Segment Open

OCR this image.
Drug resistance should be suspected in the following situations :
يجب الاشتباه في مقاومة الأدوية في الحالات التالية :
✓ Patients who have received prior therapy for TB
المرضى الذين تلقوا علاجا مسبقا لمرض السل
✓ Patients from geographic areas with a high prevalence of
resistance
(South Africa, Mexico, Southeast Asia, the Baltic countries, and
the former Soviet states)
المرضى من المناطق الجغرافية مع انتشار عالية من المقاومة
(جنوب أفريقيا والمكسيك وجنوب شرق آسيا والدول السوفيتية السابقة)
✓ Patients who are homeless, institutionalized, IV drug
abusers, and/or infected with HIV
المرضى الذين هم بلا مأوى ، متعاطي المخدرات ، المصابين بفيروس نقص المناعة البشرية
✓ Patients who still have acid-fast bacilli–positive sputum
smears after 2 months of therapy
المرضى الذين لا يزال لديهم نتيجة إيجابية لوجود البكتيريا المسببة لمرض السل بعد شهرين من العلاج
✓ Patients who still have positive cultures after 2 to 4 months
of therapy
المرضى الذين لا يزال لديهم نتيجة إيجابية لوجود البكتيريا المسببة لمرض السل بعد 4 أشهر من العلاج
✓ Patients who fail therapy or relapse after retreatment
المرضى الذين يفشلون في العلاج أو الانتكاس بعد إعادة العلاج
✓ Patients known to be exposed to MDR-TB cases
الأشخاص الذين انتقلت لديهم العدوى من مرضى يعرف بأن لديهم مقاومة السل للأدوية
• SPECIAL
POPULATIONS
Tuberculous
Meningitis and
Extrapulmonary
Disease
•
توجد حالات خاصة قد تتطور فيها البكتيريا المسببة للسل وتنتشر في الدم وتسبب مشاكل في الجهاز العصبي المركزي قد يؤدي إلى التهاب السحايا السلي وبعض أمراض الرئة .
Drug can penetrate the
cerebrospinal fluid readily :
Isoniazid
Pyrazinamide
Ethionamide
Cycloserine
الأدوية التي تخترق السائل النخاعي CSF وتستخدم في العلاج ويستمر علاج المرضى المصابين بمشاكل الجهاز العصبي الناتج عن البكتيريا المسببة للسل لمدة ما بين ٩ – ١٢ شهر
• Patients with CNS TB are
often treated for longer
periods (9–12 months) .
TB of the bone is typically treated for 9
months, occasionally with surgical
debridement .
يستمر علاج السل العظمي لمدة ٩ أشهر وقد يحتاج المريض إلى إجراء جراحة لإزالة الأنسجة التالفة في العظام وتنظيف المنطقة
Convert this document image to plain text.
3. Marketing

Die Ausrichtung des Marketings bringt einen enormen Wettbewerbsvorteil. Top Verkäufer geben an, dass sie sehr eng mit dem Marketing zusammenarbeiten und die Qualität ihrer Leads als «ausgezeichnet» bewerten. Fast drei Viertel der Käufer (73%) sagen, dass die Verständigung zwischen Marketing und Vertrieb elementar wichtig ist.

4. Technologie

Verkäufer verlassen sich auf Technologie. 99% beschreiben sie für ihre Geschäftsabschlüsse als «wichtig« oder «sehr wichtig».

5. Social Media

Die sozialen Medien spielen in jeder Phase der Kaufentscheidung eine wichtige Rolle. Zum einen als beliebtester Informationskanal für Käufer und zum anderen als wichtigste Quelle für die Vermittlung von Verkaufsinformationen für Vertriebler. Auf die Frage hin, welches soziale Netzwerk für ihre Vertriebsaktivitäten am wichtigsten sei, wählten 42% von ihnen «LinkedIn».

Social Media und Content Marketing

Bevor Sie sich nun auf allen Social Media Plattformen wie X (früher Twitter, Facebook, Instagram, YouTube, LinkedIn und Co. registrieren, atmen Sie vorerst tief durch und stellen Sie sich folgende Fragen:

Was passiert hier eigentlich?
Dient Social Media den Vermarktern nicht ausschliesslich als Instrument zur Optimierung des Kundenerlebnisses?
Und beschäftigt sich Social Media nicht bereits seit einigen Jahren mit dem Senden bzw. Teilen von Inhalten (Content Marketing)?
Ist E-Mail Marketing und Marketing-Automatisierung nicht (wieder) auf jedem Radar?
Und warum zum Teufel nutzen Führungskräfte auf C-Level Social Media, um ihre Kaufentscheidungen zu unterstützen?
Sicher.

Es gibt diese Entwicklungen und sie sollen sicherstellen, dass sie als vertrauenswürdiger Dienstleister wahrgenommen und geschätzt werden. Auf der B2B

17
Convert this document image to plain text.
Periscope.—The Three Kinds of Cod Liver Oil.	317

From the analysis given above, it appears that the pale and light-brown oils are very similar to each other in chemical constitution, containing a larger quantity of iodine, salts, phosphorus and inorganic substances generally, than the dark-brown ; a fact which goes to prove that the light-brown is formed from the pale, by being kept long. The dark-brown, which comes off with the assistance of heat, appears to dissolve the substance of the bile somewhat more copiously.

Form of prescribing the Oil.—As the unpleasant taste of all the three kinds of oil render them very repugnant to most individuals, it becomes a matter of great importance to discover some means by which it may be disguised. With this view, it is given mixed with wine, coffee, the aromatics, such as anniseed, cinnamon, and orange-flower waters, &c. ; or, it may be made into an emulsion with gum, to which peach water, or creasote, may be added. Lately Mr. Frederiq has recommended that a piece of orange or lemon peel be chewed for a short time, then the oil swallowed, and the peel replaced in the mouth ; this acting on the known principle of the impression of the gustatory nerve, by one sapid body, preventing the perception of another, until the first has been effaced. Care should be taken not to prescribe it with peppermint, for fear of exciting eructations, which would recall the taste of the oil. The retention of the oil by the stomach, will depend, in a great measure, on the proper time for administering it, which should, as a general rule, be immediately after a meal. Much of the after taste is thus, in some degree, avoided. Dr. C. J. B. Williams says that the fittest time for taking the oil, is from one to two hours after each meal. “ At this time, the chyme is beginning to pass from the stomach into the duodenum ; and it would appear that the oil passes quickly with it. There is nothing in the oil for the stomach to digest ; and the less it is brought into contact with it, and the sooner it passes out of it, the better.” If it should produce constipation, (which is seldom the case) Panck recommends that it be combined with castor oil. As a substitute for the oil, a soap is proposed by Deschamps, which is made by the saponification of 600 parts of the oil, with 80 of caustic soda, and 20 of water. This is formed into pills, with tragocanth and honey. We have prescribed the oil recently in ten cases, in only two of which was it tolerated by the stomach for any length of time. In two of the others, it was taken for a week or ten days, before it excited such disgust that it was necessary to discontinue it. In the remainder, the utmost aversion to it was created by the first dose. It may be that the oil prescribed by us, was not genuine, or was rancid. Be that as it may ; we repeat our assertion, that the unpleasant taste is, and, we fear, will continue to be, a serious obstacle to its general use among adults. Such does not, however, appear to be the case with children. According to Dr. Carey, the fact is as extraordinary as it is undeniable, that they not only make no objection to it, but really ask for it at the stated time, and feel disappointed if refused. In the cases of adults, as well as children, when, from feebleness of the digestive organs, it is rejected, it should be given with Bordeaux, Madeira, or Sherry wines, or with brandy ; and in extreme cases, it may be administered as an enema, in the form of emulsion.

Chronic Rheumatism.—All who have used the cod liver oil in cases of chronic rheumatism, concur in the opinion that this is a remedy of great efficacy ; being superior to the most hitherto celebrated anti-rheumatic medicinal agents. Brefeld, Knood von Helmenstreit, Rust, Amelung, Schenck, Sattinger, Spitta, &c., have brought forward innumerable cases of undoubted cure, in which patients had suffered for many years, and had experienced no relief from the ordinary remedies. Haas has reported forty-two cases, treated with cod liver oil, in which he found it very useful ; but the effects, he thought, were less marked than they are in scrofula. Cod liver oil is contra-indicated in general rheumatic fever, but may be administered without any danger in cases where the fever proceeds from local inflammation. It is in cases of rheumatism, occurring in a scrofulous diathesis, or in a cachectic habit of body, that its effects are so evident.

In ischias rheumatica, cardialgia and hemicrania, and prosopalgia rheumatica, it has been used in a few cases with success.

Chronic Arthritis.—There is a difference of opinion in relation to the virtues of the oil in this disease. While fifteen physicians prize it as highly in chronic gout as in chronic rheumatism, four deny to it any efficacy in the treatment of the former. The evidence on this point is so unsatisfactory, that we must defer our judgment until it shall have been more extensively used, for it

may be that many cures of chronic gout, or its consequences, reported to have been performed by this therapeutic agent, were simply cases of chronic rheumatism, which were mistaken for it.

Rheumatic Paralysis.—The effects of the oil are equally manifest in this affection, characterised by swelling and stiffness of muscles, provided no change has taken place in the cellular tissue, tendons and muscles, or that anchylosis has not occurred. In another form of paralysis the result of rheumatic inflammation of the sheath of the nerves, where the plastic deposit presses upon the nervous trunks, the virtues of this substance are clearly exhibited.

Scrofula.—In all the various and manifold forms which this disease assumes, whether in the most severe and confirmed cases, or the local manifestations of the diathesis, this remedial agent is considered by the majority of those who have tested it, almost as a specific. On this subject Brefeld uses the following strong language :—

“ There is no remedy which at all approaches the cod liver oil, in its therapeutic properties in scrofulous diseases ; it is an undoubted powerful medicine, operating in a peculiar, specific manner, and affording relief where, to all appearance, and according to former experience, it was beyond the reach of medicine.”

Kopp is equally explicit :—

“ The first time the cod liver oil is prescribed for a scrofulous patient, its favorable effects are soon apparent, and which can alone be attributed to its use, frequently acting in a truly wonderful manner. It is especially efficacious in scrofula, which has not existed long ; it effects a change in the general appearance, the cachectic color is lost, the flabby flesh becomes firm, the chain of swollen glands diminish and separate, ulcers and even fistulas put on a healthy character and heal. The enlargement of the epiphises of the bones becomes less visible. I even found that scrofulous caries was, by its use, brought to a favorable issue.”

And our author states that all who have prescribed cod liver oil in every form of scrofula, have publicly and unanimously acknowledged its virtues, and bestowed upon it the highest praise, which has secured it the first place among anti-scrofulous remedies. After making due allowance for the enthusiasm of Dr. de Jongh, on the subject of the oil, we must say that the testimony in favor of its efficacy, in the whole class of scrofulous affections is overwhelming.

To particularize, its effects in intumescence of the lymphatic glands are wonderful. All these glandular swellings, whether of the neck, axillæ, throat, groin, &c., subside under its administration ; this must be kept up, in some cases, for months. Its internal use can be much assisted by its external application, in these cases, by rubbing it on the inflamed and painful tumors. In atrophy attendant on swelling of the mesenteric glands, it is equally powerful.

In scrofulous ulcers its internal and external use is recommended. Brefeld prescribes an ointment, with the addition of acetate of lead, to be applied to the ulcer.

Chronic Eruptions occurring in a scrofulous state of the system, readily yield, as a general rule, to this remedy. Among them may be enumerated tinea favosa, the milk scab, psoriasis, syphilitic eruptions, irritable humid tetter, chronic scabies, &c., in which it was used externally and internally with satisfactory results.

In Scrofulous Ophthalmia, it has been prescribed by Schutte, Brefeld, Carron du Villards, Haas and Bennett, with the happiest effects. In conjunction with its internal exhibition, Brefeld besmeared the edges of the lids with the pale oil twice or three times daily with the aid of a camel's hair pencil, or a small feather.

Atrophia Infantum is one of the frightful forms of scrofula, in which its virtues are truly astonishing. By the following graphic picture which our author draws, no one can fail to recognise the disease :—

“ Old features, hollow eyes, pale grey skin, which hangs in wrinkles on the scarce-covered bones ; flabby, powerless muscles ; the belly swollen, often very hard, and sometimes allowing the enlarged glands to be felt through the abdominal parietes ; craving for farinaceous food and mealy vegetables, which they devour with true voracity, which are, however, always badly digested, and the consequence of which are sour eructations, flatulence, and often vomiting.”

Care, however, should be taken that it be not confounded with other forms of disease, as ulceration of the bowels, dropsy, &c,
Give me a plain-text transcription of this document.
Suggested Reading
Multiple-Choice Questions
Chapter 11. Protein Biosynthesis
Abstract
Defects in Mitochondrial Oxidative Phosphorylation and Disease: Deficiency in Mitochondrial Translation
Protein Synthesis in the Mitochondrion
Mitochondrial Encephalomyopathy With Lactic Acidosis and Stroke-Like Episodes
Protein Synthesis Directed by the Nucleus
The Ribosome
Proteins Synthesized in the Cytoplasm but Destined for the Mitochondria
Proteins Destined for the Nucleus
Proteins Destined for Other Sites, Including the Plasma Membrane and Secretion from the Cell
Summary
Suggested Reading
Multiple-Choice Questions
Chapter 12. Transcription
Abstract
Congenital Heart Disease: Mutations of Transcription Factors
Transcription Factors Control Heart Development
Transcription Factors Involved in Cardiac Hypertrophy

Segment Closed

From the data above, copy each line that holds "يزال".

المرضى الذين لا يزال لديهم نتيجة إيجابية لوجود البكتيريا المسببة لمرض السل بعد شهرين من العلاج
المرضى الذين لا يزال لديهم نتيجة إيجابية لوجود البكتيريا المسببة لمرض السل بعد 4 أشهر من العلاج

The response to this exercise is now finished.